## start Listing

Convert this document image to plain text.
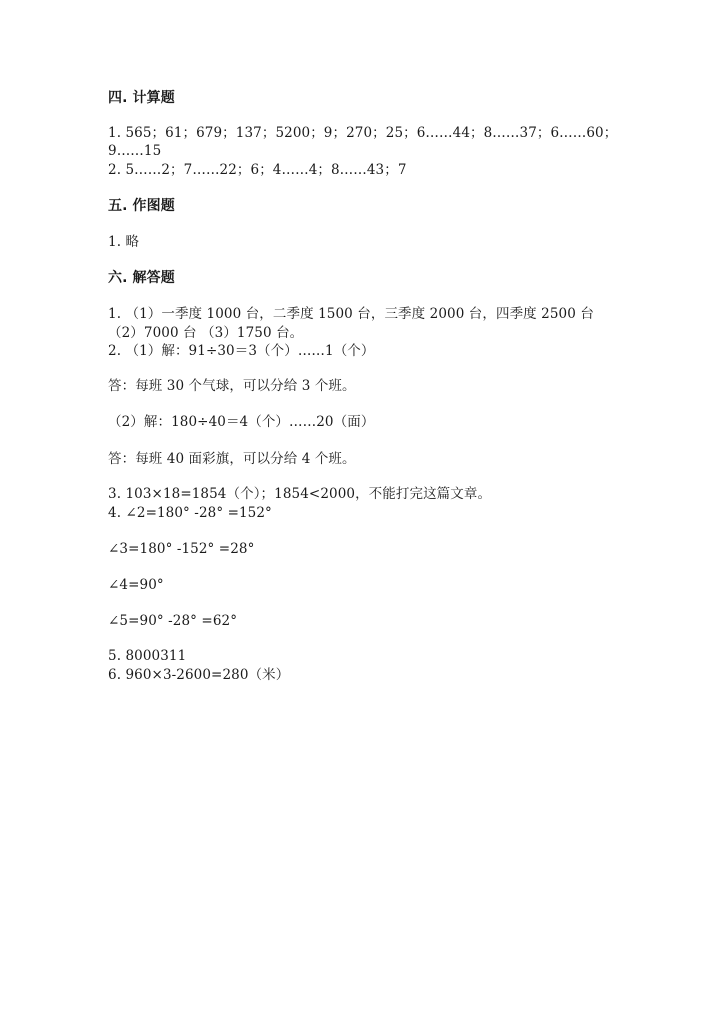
四. 计算题
1. 565；61；679；137；5200；9；270；25；6……44；8……37；6……60；
9……15
2. 5……2；7……22；6；4……4；8……43；7
五. 作图题
1. 略
六. 解答题
1. （1）一季度 1000 台，二季度 1500 台，三季度 2000 台，四季度 2500 台
（2）7000 台 （3）1750 台。
2. （1）解：91÷30＝3（个）……1（个）
答：每班 30 个气球，可以分给 3 个班。
（2）解：180÷40＝4（个）……20（面）
答：每班 40 面彩旗，可以分给 4 个班。
3. 103×18=1854（个）；1854<2000，不能打完这篇文章。
4. ∠2=180° -28° =152°
∠3=180° -152° =28°
∠4=90°
∠5=90° -28° =62°
5. 8000311
6. 960×3-2600=280（米）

## end Listing

Reproduce every record word for word. The copy must contain no pictures.

#### The completed task
Convert this document image to plain text.
四. 计算题
1. 565；61；679；137；5200；9；270；25；6……44；8……37；6……60；
9……15
2. 5……2；7……22；6；4……4；8……43；7
五. 作图题
1. 略
六. 解答题
1. （1）一季度 1000 台，二季度 1500 台，三季度 2000 台，四季度 2500 台
（2）7000 台 （3）1750 台。
2. （1）解：91÷30＝3（个）……1（个）
答：每班 30 个气球，可以分给 3 个班。
（2）解：180÷40＝4（个）……20（面）
答：每班 40 面彩旗，可以分给 4 个班。
3. 103×18=1854（个）；1854<2000，不能打完这篇文章。
4. ∠2=180° -28° =152°
∠3=180° -152° =28°
∠4=90°
∠5=90° -28° =62°
5. 8000311
6. 960×3-2600=280（米）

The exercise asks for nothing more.